## Required work
Output every record below exactly as it appears.

---------- The records

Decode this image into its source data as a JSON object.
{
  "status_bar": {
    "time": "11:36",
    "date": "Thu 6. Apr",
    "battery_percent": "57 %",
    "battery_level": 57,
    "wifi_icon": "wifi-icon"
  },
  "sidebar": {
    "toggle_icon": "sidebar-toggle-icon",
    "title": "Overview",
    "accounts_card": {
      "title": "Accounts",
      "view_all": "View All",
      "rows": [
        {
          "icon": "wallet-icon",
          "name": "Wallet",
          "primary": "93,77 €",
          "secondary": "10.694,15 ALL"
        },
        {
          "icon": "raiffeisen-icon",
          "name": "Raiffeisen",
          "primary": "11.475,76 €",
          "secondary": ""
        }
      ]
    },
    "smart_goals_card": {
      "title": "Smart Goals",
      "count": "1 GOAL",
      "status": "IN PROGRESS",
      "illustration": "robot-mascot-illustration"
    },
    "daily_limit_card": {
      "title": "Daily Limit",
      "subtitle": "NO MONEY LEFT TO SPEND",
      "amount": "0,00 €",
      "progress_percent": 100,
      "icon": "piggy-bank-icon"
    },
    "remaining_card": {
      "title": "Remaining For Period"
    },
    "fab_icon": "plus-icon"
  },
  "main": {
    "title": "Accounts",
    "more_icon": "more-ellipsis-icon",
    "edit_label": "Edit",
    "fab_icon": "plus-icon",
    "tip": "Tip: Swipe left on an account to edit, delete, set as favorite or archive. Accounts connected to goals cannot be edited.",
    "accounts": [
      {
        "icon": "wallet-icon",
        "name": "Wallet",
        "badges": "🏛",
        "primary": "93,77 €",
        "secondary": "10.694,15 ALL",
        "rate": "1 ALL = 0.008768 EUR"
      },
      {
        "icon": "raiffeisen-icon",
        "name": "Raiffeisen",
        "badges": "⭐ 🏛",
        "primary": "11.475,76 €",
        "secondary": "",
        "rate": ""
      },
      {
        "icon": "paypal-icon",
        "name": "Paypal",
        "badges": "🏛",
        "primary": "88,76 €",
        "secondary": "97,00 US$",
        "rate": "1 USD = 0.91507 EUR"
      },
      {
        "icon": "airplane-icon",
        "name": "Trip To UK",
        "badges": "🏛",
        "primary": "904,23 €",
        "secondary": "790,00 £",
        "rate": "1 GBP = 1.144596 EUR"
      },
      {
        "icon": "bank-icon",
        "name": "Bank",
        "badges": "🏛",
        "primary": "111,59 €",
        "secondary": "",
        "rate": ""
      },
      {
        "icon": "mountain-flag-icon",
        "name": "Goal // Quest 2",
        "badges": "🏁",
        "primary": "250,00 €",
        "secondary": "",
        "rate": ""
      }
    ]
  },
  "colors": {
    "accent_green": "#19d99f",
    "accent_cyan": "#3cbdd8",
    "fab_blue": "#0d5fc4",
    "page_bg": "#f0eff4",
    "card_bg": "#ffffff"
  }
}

--------------------

## Answer to this exercise
Decode this image into its source data as a JSON object.
{
  "status_bar": {
    "time": "11:36",
    "date": "Thu 6. Apr",
    "battery_percent": "57 %",
    "battery_level": 57,
    "wifi_icon": "wifi-icon"
  },
  "sidebar": {
    "toggle_icon": "sidebar-toggle-icon",
    "title": "Overview",
    "accounts_card": {
      "title": "Accounts",
      "view_all": "View All",
      "rows": [
        {
          "icon": "wallet-icon",
          "name": "Wallet",
          "primary": "93,77 €",
          "secondary": "10.694,15 ALL"
        },
        {
          "icon": "raiffeisen-icon",
          "name": "Raiffeisen",
          "primary": "11.475,76 €",
          "secondary": ""
        }
      ]
    },
    "smart_goals_card": {
      "title": "Smart Goals",
      "count": "1 GOAL",
      "status": "IN PROGRESS",
      "illustration": "robot-mascot-illustration"
    },
    "daily_limit_card": {
      "title": "Daily Limit",
      "subtitle": "NO MONEY LEFT TO SPEND",
      "amount": "0,00 €",
      "progress_percent": 100,
      "icon": "piggy-bank-icon"
    },
    "remaining_card": {
      "title": "Remaining For Period"
    },
    "fab_icon": "plus-icon"
  },
  "main": {
    "title": "Accounts",
    "more_icon": "more-ellipsis-icon",
    "edit_label": "Edit",
    "fab_icon": "plus-icon",
    "tip": "Tip: Swipe left on an account to edit, delete, set as favorite or archive. Accounts connected to goals cannot be edited.",
    "accounts": [
      {
        "icon": "wallet-icon",
        "name": "Wallet",
        "badges": "🏛",
        "primary": "93,77 €",
        "secondary": "10.694,15 ALL",
        "rate": "1 ALL = 0.008768 EUR"
      },
      {
        "icon": "raiffeisen-icon",
        "name": "Raiffeisen",
        "badges": "⭐ 🏛",
        "primary": "11.475,76 €",
        "secondary": "",
        "rate": ""
      },
      {
        "icon": "paypal-icon",
        "name": "Paypal",
        "badges": "🏛",
        "primary": "88,76 €",
        "secondary": "97,00 US$",
        "rate": "1 USD = 0.91507 EUR"
      },
      {
        "icon": "airplane-icon",
        "name": "Trip To UK",
        "badges": "🏛",
        "primary": "904,23 €",
        "secondary": "790,00 £",
        "rate": "1 GBP = 1.144596 EUR"
      },
      {
        "icon": "bank-icon",
        "name": "Bank",
        "badges": "🏛",
        "primary": "111,59 €",
        "secondary": "",
        "rate": ""
      },
      {
        "icon": "mountain-flag-icon",
        "name": "Goal // Quest 2",
        "badges": "🏁",
        "primary": "250,00 €",
        "secondary": "",
        "rate": ""
      }
    ]
  },
  "colors": {
    "accent_green": "#19d99f",
    "accent_cyan": "#3cbdd8",
    "fab_blue": "#0d5fc4",
    "page_bg": "#f0eff4",
    "card_bg": "#ffffff"
  }
}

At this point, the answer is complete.